[Stored items from a collection]
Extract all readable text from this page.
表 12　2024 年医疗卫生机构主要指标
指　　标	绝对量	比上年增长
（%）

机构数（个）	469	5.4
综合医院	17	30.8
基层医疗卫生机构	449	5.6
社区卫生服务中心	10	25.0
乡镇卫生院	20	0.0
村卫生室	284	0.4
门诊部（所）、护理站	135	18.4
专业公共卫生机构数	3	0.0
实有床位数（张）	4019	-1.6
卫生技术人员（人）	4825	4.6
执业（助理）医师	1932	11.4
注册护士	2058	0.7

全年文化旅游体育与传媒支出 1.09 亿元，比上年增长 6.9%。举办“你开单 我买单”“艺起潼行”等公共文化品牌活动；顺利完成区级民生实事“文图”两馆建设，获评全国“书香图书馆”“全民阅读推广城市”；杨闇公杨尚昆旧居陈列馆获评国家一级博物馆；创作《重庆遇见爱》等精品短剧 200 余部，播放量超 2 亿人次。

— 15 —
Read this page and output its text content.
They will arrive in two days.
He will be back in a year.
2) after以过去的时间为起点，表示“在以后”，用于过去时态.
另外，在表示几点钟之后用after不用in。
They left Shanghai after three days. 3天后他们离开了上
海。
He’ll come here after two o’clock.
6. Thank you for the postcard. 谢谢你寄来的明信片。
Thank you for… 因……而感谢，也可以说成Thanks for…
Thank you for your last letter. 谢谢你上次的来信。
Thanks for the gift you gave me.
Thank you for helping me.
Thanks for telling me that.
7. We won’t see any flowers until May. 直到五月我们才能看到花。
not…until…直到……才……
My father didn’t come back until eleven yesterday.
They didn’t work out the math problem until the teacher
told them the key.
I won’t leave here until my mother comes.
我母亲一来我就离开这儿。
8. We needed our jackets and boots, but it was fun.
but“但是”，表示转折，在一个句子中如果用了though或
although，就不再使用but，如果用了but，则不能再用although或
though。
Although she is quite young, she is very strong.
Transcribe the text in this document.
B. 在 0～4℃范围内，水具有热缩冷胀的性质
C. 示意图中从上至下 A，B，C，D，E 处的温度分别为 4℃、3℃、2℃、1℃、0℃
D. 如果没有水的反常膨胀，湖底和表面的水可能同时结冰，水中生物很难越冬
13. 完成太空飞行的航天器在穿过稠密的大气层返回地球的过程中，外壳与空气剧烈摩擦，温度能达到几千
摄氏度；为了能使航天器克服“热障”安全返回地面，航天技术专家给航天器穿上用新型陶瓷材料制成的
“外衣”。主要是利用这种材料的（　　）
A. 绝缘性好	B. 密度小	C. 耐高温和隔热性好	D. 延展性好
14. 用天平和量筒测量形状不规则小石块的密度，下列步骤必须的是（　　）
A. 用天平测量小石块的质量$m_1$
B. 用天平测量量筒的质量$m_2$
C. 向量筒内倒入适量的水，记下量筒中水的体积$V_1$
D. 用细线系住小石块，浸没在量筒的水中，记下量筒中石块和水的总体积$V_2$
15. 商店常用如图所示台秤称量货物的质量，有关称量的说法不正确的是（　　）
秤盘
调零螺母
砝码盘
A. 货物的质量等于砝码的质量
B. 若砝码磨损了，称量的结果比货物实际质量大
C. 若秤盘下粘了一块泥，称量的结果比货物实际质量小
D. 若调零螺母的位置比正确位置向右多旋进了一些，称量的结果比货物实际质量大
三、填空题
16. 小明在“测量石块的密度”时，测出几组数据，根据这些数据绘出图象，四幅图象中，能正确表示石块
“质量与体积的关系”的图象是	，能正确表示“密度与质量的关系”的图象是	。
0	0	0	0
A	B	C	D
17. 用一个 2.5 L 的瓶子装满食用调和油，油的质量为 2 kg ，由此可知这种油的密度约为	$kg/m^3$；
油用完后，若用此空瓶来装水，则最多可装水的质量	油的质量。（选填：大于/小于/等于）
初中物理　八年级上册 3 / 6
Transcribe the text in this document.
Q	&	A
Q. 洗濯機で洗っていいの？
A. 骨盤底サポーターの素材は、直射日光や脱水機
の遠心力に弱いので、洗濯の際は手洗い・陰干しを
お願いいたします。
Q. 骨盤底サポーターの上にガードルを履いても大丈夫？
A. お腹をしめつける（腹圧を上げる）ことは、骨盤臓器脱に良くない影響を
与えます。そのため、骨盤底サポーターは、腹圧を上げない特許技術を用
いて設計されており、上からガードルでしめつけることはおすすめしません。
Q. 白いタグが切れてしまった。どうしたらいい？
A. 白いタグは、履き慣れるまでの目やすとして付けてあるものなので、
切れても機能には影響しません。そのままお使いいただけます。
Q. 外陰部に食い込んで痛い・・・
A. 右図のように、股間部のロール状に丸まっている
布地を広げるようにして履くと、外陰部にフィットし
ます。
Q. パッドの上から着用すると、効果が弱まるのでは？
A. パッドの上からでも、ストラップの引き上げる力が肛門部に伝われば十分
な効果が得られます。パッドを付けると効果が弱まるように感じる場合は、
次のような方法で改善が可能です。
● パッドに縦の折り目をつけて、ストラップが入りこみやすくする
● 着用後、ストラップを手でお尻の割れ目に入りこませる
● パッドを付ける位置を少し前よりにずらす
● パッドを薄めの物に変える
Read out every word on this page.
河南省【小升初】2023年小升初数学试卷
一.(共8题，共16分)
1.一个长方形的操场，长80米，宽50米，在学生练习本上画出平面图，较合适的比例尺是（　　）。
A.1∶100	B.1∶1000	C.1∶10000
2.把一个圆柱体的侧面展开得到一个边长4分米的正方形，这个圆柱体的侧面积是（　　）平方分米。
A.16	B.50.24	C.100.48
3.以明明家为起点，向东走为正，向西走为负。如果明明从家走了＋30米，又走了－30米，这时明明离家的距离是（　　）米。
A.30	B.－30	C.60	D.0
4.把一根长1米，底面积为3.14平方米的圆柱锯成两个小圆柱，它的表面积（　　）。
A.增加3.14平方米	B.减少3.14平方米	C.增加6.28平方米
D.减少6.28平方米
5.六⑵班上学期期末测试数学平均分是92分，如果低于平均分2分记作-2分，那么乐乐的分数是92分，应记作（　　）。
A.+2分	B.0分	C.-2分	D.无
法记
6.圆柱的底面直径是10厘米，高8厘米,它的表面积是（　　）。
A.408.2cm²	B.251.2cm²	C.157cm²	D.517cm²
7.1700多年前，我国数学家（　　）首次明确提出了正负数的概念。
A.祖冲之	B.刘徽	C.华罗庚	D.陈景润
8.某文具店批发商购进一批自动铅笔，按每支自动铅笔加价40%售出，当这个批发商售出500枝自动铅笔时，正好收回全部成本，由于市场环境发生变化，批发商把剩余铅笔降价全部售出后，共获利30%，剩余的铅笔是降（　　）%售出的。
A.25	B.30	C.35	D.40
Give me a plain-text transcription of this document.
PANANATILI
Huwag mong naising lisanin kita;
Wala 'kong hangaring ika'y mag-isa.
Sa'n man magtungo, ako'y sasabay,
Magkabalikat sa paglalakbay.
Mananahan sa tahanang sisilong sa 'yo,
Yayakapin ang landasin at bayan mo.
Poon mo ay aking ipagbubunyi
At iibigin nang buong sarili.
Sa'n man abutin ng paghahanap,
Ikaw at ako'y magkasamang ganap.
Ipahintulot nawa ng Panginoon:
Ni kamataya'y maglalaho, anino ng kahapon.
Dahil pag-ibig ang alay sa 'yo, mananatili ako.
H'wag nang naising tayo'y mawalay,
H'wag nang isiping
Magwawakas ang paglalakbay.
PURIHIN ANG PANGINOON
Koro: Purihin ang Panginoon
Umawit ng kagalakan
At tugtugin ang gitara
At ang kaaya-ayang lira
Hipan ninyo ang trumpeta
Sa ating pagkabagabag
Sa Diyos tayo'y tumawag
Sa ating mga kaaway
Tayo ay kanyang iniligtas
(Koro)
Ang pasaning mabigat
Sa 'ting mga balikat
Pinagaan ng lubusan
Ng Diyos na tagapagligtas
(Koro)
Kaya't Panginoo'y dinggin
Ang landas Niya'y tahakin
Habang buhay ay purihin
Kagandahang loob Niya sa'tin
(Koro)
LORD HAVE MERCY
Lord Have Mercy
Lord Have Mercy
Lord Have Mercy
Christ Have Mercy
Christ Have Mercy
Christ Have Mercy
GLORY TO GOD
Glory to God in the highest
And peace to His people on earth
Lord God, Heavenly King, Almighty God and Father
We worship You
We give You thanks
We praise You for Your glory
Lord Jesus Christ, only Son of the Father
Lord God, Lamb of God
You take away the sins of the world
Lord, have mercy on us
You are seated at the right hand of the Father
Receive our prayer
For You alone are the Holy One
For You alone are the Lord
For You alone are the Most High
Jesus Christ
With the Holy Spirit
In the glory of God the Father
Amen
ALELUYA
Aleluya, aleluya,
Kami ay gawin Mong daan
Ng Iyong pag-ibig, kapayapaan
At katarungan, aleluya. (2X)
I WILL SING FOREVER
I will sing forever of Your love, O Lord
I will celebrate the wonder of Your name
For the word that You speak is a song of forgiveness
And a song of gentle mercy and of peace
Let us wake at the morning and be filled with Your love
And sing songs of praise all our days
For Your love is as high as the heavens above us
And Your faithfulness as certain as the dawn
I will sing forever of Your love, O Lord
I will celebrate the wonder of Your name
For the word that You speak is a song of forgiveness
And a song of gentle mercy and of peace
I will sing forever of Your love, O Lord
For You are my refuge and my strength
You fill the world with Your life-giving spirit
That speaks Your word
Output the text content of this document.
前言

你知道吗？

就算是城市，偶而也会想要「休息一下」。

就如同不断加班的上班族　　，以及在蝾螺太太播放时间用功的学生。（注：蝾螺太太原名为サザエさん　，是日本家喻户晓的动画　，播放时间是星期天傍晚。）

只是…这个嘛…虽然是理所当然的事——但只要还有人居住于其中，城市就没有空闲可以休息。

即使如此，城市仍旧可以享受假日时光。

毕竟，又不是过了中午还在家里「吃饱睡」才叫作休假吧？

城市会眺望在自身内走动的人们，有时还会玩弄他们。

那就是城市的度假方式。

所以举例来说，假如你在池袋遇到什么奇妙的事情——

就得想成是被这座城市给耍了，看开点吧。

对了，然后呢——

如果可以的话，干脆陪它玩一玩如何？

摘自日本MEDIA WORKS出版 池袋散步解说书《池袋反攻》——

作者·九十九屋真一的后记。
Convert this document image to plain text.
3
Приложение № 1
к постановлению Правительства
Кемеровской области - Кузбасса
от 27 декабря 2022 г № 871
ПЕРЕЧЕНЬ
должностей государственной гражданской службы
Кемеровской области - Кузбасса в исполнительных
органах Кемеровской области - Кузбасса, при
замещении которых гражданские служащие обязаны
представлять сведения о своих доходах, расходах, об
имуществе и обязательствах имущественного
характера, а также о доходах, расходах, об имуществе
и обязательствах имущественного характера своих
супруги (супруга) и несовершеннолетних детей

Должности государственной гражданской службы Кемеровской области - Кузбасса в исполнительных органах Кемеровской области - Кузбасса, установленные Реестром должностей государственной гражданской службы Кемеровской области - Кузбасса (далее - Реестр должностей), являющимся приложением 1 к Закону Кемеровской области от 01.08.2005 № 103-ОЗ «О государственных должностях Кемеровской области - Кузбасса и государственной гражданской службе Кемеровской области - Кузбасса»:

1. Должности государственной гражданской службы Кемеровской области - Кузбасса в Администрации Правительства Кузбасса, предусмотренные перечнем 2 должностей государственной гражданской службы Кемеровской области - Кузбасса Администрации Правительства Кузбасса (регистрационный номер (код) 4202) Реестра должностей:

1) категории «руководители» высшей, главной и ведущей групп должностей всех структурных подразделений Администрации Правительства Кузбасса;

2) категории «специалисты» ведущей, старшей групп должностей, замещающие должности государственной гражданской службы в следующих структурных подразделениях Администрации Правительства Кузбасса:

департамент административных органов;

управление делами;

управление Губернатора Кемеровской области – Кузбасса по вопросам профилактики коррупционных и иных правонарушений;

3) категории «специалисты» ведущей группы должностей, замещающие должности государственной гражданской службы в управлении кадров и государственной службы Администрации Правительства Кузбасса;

> Short problem
Write only the number of lines in the data above that include "управление".

> Problem solution
2